● **Exercise**
Please transcribe the data below exactly. Leave the pictures out.

● **Data provided**
-- -- --

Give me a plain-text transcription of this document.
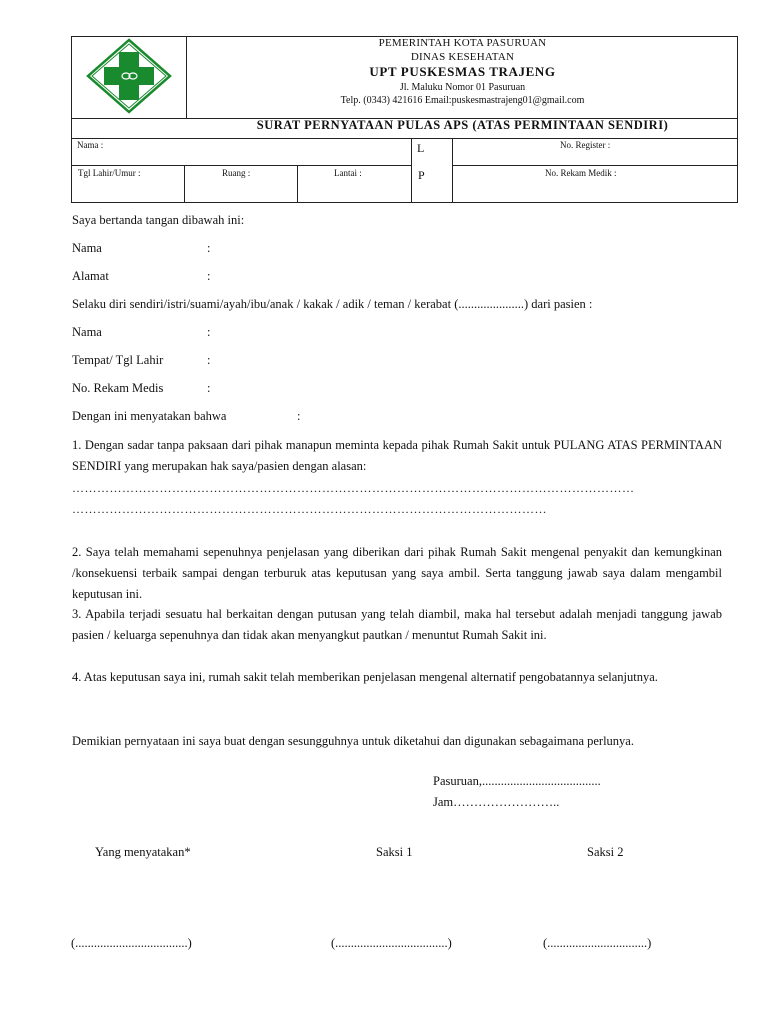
PEMERINTAH KOTA PASURUAN
DINAS KESEHATAN
UPT PUSKESMAS TRAJENG
Jl. Maluku Nomor 01 Pasuruan
Telp. (0343) 421616 Email:puskesmastrajeng01@gmail.com
SURAT PERNYATAAN PULAS APS (ATAS PERMINTAAN SENDIRI)
Nama :	L	No. Register :
Tgl Lahir/Umur :	Ruang :	Lantai :	P	No. Rekam Medik :
Saya bertanda tangan dibawah ini:
Nama	:
Alamat	:
Selaku diri sendiri/istri/suami/ayah/ibu/anak / kakak / adik / teman / kerabat (.....................) dari pasien :
Nama	:
Tempat/ Tgl Lahir	:
No. Rekam Medis	:
Dengan ini menyatakan bahwa	:
1. Dengan sadar tanpa paksaan dari pihak manapun meminta kepada pihak Rumah Sakit untuk PULANG ATAS PERMINTAAN SENDIRI yang merupakan hak saya/pasien dengan alasan:
………………………………………………………………………………………………………………………
……………………………………………………………………………………………………
2. Saya telah memahami sepenuhnya penjelasan yang diberikan dari pihak Rumah Sakit mengenal penyakit dan kemungkinan /konsekuensi terbaik sampai dengan terburuk atas keputusan yang saya ambil. Serta tanggung jawab saya dalam mengambil keputusan ini.
3. Apabila terjadi sesuatu hal berkaitan dengan putusan yang telah diambil, maka hal tersebut adalah menjadi tanggung jawab pasien / keluarga sepenuhnya dan tidak akan menyangkut pautkan / menuntut Rumah Sakit ini.
4. Atas keputusan saya ini, rumah sakit telah memberikan penjelasan mengenal alternatif pengobatannya selanjutnya.
Demikian pernyataan ini saya buat dengan sesungguhnya untuk diketahui dan digunakan sebagaimana perlunya.
Pasuruan,......................................
Jam……………………..
Yang menyatakan*	Saksi 1	Saksi 2
(....................................)	(....................................)	(................................)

-- -- --

● **Expected output**
Give me a plain-text transcription of this document.
PEMERINTAH KOTA PASURUAN
DINAS KESEHATAN
UPT PUSKESMAS TRAJENG
Jl. Maluku Nomor 01 Pasuruan
Telp. (0343) 421616 Email:puskesmastrajeng01@gmail.com
SURAT PERNYATAAN PULAS APS (ATAS PERMINTAAN SENDIRI)
Nama :	L	No. Register :
Tgl Lahir/Umur :	Ruang :	Lantai :	P	No. Rekam Medik :
Saya bertanda tangan dibawah ini:
Nama	:
Alamat	:
Selaku diri sendiri/istri/suami/ayah/ibu/anak / kakak / adik / teman / kerabat (.....................) dari pasien :
Nama	:
Tempat/ Tgl Lahir	:
No. Rekam Medis	:
Dengan ini menyatakan bahwa	:
1. Dengan sadar tanpa paksaan dari pihak manapun meminta kepada pihak Rumah Sakit untuk PULANG ATAS PERMINTAAN SENDIRI yang merupakan hak saya/pasien dengan alasan:
………………………………………………………………………………………………………………………
……………………………………………………………………………………………………
2. Saya telah memahami sepenuhnya penjelasan yang diberikan dari pihak Rumah Sakit mengenal penyakit dan kemungkinan /konsekuensi terbaik sampai dengan terburuk atas keputusan yang saya ambil. Serta tanggung jawab saya dalam mengambil keputusan ini.
3. Apabila terjadi sesuatu hal berkaitan dengan putusan yang telah diambil, maka hal tersebut adalah menjadi tanggung jawab pasien / keluarga sepenuhnya dan tidak akan menyangkut pautkan / menuntut Rumah Sakit ini.
4. Atas keputusan saya ini, rumah sakit telah memberikan penjelasan mengenal alternatif pengobatannya selanjutnya.
Demikian pernyataan ini saya buat dengan sesungguhnya untuk diketahui dan digunakan sebagaimana perlunya.
Pasuruan,......................................
Jam……………………..
Yang menyatakan*	Saksi 1	Saksi 2
(....................................)	(....................................)	(................................)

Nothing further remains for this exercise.